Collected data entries
· · ·

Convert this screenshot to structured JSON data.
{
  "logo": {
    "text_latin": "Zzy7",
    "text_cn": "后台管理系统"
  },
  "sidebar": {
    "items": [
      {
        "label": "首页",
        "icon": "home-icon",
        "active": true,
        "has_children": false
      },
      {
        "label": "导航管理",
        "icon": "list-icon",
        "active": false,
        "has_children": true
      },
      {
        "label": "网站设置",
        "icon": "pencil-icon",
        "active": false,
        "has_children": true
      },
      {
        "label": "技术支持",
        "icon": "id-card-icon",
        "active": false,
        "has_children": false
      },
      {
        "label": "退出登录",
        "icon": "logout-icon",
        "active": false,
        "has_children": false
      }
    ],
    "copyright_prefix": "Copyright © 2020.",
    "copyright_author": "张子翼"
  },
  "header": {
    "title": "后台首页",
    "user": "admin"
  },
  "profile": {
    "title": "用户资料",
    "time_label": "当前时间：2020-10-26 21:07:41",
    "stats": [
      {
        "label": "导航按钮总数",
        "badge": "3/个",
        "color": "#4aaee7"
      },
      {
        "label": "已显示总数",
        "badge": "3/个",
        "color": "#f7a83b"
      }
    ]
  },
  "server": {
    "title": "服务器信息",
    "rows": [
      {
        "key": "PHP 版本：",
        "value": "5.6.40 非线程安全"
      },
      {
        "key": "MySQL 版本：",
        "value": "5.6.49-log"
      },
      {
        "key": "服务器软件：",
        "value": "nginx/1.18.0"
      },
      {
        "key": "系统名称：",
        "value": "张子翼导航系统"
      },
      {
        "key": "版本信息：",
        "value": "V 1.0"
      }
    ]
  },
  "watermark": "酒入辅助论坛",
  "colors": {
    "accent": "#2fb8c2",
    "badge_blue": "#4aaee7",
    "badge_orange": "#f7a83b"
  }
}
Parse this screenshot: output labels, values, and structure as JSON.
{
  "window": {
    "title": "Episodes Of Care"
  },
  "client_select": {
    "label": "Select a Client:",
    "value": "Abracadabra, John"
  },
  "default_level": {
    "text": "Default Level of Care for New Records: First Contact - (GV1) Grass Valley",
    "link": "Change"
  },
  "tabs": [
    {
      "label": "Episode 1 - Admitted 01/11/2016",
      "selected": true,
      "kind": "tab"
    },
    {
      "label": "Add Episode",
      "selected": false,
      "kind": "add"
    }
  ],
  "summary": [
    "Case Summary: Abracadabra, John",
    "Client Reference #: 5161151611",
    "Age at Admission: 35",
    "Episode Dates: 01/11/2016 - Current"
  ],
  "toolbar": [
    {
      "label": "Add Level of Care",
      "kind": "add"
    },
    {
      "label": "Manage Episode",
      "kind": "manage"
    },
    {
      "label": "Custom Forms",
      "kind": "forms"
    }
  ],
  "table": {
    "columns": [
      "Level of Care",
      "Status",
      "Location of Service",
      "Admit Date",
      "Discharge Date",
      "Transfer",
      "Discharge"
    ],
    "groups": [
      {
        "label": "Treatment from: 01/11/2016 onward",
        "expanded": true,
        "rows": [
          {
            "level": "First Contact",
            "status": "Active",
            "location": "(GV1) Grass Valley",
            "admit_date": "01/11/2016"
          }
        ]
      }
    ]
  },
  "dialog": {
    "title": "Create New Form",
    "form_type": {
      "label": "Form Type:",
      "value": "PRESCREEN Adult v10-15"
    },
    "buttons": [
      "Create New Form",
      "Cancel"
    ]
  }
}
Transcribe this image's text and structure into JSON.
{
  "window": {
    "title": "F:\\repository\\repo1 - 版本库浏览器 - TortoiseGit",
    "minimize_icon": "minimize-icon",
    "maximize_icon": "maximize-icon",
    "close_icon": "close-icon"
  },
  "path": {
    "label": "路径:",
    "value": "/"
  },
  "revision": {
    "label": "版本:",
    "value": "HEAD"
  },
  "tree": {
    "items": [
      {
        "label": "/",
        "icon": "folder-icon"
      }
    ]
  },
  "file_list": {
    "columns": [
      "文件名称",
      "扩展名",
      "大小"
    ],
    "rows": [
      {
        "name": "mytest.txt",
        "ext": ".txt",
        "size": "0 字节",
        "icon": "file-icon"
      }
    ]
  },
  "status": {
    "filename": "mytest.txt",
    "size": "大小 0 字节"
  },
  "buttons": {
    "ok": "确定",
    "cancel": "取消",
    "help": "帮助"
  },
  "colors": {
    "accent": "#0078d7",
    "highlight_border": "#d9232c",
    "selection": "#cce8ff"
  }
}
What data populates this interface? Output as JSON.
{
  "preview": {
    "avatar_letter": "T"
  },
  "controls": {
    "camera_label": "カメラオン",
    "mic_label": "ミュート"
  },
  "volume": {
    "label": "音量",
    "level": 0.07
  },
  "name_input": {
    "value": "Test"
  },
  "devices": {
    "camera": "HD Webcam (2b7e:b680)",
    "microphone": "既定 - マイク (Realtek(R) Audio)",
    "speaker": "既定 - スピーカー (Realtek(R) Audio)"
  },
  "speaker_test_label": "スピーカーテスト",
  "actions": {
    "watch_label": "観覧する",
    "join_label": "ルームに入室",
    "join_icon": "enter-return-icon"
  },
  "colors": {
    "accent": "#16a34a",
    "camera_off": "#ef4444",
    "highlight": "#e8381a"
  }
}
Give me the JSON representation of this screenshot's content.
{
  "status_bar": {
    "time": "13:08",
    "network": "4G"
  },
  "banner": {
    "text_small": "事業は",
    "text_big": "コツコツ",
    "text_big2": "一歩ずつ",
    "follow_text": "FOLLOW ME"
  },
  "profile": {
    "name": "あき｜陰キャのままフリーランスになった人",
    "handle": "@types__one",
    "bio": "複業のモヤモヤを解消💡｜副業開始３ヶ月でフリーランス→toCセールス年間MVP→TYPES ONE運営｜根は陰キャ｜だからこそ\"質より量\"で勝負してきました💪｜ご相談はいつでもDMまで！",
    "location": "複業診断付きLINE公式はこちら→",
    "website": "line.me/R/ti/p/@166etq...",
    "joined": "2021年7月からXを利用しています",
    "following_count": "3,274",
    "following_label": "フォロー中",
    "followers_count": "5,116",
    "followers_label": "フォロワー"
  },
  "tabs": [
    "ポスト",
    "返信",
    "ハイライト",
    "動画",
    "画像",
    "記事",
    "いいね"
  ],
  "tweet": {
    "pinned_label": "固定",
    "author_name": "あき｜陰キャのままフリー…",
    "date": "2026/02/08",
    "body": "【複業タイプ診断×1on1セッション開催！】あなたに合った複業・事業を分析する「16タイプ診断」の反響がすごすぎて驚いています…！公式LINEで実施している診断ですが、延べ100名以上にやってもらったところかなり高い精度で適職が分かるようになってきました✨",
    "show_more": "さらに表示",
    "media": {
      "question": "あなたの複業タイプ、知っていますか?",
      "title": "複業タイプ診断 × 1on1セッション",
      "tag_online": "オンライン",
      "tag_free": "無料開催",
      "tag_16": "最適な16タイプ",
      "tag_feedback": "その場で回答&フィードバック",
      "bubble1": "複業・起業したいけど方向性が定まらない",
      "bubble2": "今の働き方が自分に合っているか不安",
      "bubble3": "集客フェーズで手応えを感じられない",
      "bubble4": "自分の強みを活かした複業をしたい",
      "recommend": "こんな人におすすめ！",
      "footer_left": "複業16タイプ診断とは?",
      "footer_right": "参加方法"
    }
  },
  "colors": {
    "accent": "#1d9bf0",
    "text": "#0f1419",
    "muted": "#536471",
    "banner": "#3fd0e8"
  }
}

· · ·

> [Exercise brief]: Work out the count of lines containing the word "JSON", then write only that count.

> [Exercise response]: 5